╭─ MATERIAL FOR THIS EXERCISE

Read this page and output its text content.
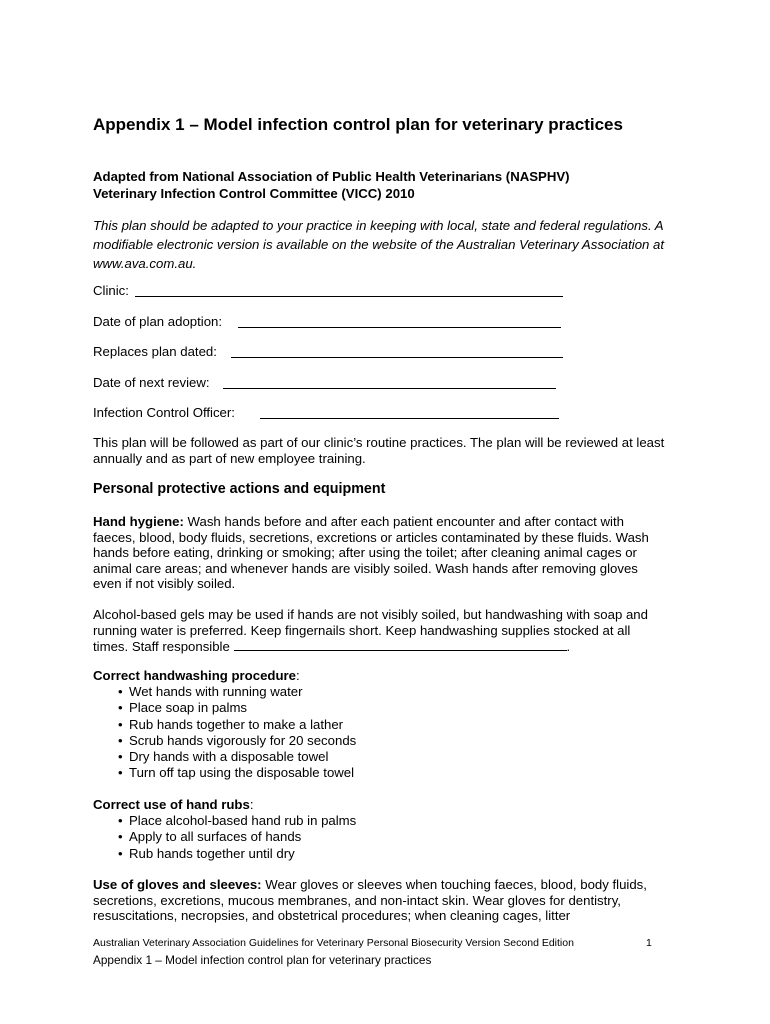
Appendix 1 – Model infection control plan for veterinary practices
Adapted from National Association of Public Health Veterinarians (NASPHV)
Veterinary Infection Control Committee (VICC) 2010

This plan should be adapted to your practice in keeping with local, state and federal regulations. A modifiable electronic version is available on the website of the Australian Veterinary Association at www.ava.com.au.

Clinic:
Date of plan adoption:
Replaces plan dated:
Date of next review:
Infection Control Officer:

This plan will be followed as part of our clinic’s routine practices. The plan will be reviewed at least annually and as part of new employee training.

Personal protective actions and equipment

Hand hygiene: Wash hands before and after each patient encounter and after contact with faeces, blood, body fluids, secretions, excretions or articles contaminated by these fluids. Wash hands before eating, drinking or smoking; after using the toilet; after cleaning animal cages or animal care areas; and whenever hands are visibly soiled. Wash hands after removing gloves even if not visibly soiled.

Alcohol-based gels may be used if hands are not visibly soiled, but handwashing with soap and running water is preferred. Keep fingernails short. Keep handwashing supplies stocked at all times. Staff responsible	.

Correct handwashing procedure:

• Wet hands with running water
• Place soap in palms
• Rub hands together to make a lather
• Scrub hands vigorously for 20 seconds
• Dry hands with a disposable towel
• Turn off tap using the disposable towel

Correct use of hand rubs:

• Place alcohol-based hand rub in palms
• Apply to all surfaces of hands
• Rub hands together until dry

Use of gloves and sleeves: Wear gloves or sleeves when touching faeces, blood, body fluids, secretions, excretions, mucous membranes, and non-intact skin. Wear gloves for dentistry, resuscitations, necropsies, and obstetrical procedures; when cleaning cages, litter

Australian Veterinary Association Guidelines for Veterinary Personal Biosecurity Version Second Edition	1
Appendix 1 – Model infection control plan for veterinary practices
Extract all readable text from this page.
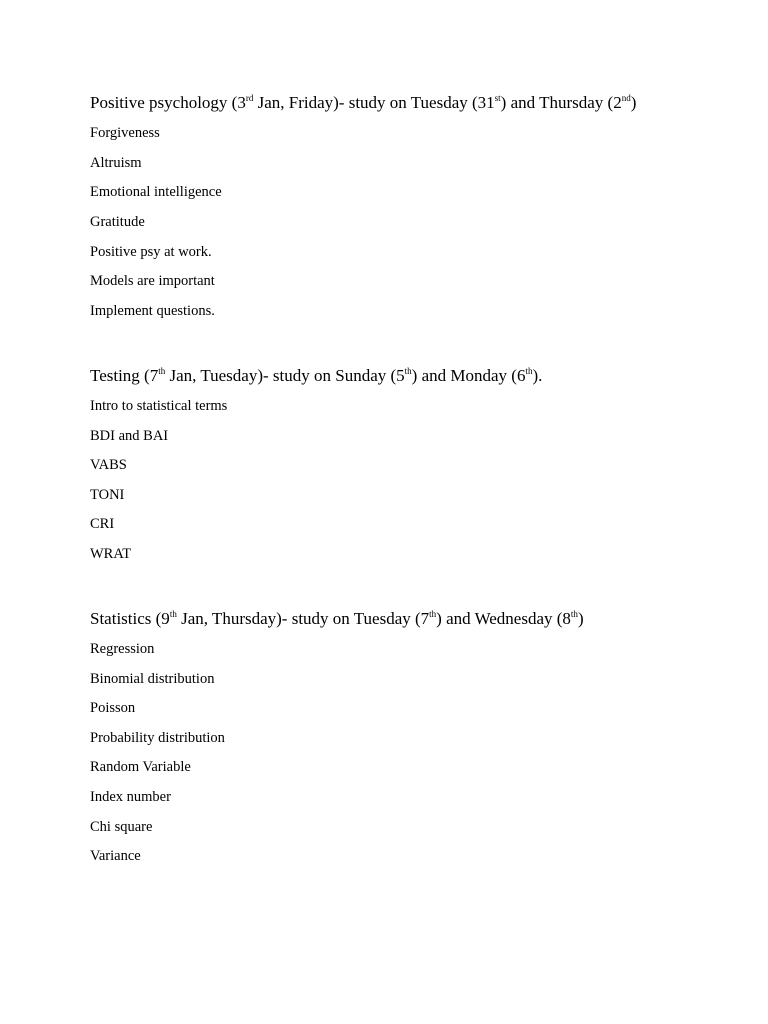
Positive psychology (3rd Jan, Friday)- study on Tuesday (31st) and Thursday (2nd)
Forgiveness
Altruism
Emotional intelligence
Gratitude
Positive psy at work.
Models are important
Implement questions.
Testing (7th Jan, Tuesday)- study on Sunday (5th) and Monday (6th).
Intro to statistical terms
BDI and BAI
VABS
TONI
CRI
WRAT
Statistics (9th Jan, Thursday)- study on Tuesday (7th) and Wednesday (8th)
Regression
Binomial distribution
Poisson
Probability distribution
Random Variable
Index number
Chi square
Variance
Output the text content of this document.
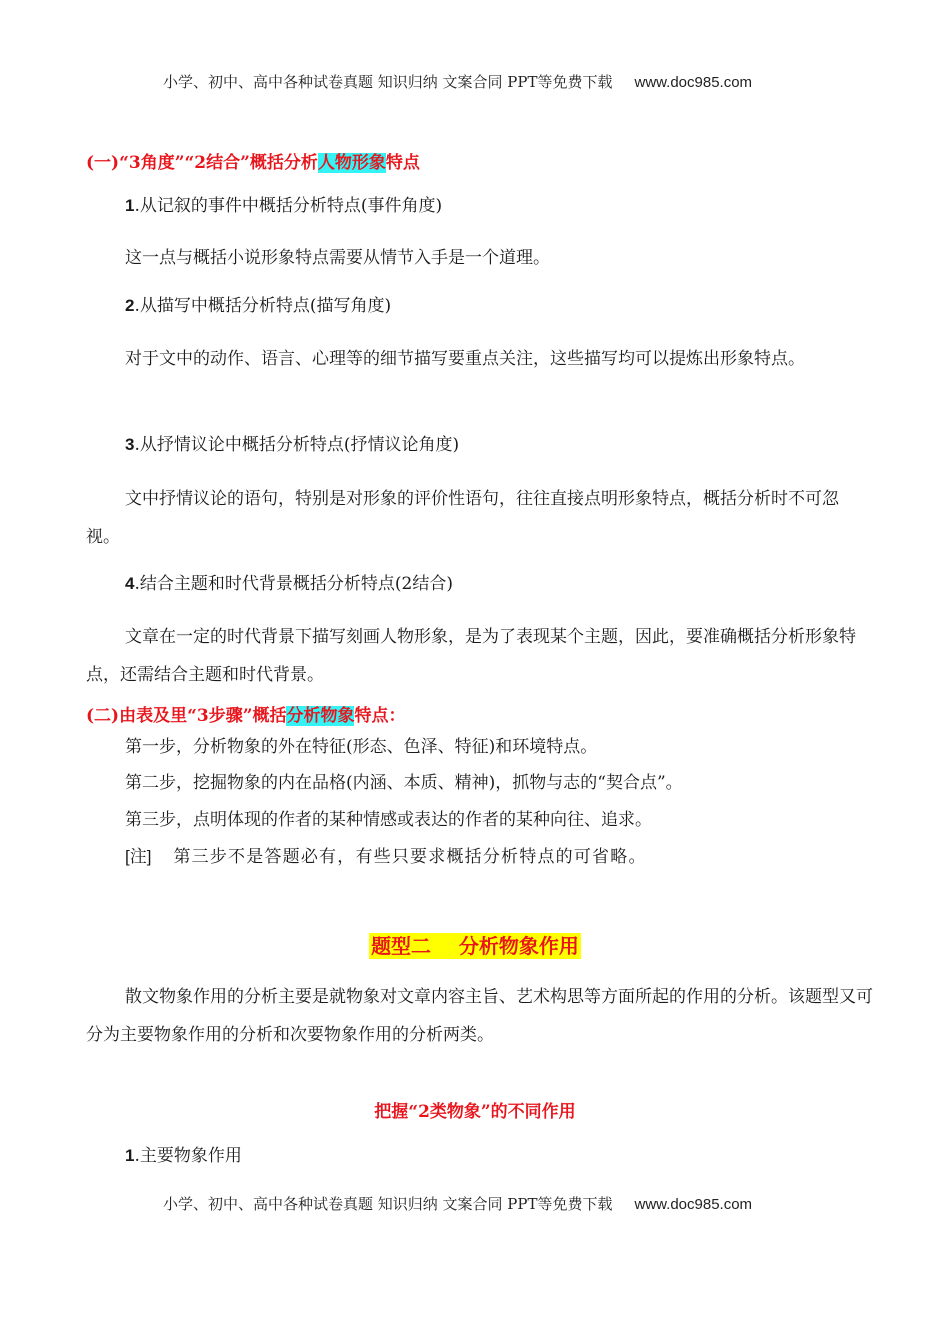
小学、初中、高中各种试卷真题 知识归纳 文案合同 PPT等免费下载 www.doc985.com
(一)“3角度”“2结合”概括分析人物形象特点
1.从记叙的事件中概括分析特点(事件角度)
这一点与概括小说形象特点需要从情节入手是一个道理。
2.从描写中概括分析特点(描写角度)
对于文中的动作、语言、心理等的细节描写要重点关注，这些描写均可以提炼出形象特点。
3.从抒情议论中概括分析特点(抒情议论角度)
文中抒情议论的语句，特别是对形象的评价性语句，往往直接点明形象特点，概括分析时不可忽视。
4.结合主题和时代背景概括分析特点(2结合)
文章在一定的时代背景下描写刻画人物形象，是为了表现某个主题，因此，要准确概括分析形象特点，还需结合主题和时代背景。
(二)由表及里“3步骤”概括分析物象特点：
第一步，分析物象的外在特征(形态、色泽、特征)和环境特点。
第二步，挖掘物象的内在品格(内涵、本质、精神)，抓物与志的“契合点”。
第三步，点明体现的作者的某种情感或表达的作者的某种向往、追求。
[注] 第三步不是答题必有，有些只要求概括分析特点的可省略。
题型二    分析物象作用
散文物象作用的分析主要是就物象对文章内容主旨、艺术构思等方面所起的作用的分析。该题型又可分为主要物象作用的分析和次要物象作用的分析两类。
把握“2类物象”的不同作用
1.主要物象作用
小学、初中、高中各种试卷真题 知识归纳 文案合同 PPT等免费下载 www.doc985.com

╰─

**THE REQUEST:** Restate the whole listing above exactly, except for its images.

**OUTPUT FOR THIS EXERCISE:**
Read this page and output its text content.
Appendix 1 – Model infection control plan for veterinary practices
Adapted from National Association of Public Health Veterinarians (NASPHV)
Veterinary Infection Control Committee (VICC) 2010

This plan should be adapted to your practice in keeping with local, state and federal regulations. A modifiable electronic version is available on the website of the Australian Veterinary Association at www.ava.com.au.

Clinic:
Date of plan adoption:
Replaces plan dated:
Date of next review:
Infection Control Officer:

This plan will be followed as part of our clinic’s routine practices. The plan will be reviewed at least annually and as part of new employee training.

Personal protective actions and equipment

Hand hygiene: Wash hands before and after each patient encounter and after contact with faeces, blood, body fluids, secretions, excretions or articles contaminated by these fluids. Wash hands before eating, drinking or smoking; after using the toilet; after cleaning animal cages or animal care areas; and whenever hands are visibly soiled. Wash hands after removing gloves even if not visibly soiled.

Alcohol-based gels may be used if hands are not visibly soiled, but handwashing with soap and running water is preferred. Keep fingernails short. Keep handwashing supplies stocked at all times. Staff responsible	.

Correct handwashing procedure:

• Wet hands with running water
• Place soap in palms
• Rub hands together to make a lather
• Scrub hands vigorously for 20 seconds
• Dry hands with a disposable towel
• Turn off tap using the disposable towel

Correct use of hand rubs:

• Place alcohol-based hand rub in palms
• Apply to all surfaces of hands
• Rub hands together until dry

Use of gloves and sleeves: Wear gloves or sleeves when touching faeces, blood, body fluids, secretions, excretions, mucous membranes, and non-intact skin. Wear gloves for dentistry, resuscitations, necropsies, and obstetrical procedures; when cleaning cages, litter

Australian Veterinary Association Guidelines for Veterinary Personal Biosecurity Version Second Edition	1
Appendix 1 – Model infection control plan for veterinary practices
Extract all readable text from this page.
Positive psychology (3rd Jan, Friday)- study on Tuesday (31st) and Thursday (2nd)
Forgiveness
Altruism
Emotional intelligence
Gratitude
Positive psy at work.
Models are important
Implement questions.
Testing (7th Jan, Tuesday)- study on Sunday (5th) and Monday (6th).
Intro to statistical terms
BDI and BAI
VABS
TONI
CRI
WRAT
Statistics (9th Jan, Thursday)- study on Tuesday (7th) and Wednesday (8th)
Regression
Binomial distribution
Poisson
Probability distribution
Random Variable
Index number
Chi square
Variance
Output the text content of this document.
小学、初中、高中各种试卷真题 知识归纳 文案合同 PPT等免费下载 www.doc985.com
(一)“3角度”“2结合”概括分析人物形象特点
1.从记叙的事件中概括分析特点(事件角度)
这一点与概括小说形象特点需要从情节入手是一个道理。
2.从描写中概括分析特点(描写角度)
对于文中的动作、语言、心理等的细节描写要重点关注，这些描写均可以提炼出形象特点。
3.从抒情议论中概括分析特点(抒情议论角度)
文中抒情议论的语句，特别是对形象的评价性语句，往往直接点明形象特点，概括分析时不可忽视。
4.结合主题和时代背景概括分析特点(2结合)
文章在一定的时代背景下描写刻画人物形象，是为了表现某个主题，因此，要准确概括分析形象特点，还需结合主题和时代背景。
(二)由表及里“3步骤”概括分析物象特点：
第一步，分析物象的外在特征(形态、色泽、特征)和环境特点。
第二步，挖掘物象的内在品格(内涵、本质、精神)，抓物与志的“契合点”。
第三步，点明体现的作者的某种情感或表达的作者的某种向往、追求。
[注] 第三步不是答题必有，有些只要求概括分析特点的可省略。
题型二    分析物象作用
散文物象作用的分析主要是就物象对文章内容主旨、艺术构思等方面所起的作用的分析。该题型又可分为主要物象作用的分析和次要物象作用的分析两类。
把握“2类物象”的不同作用
1.主要物象作用
小学、初中、高中各种试卷真题 知识归纳 文案合同 PPT等免费下载 www.doc985.com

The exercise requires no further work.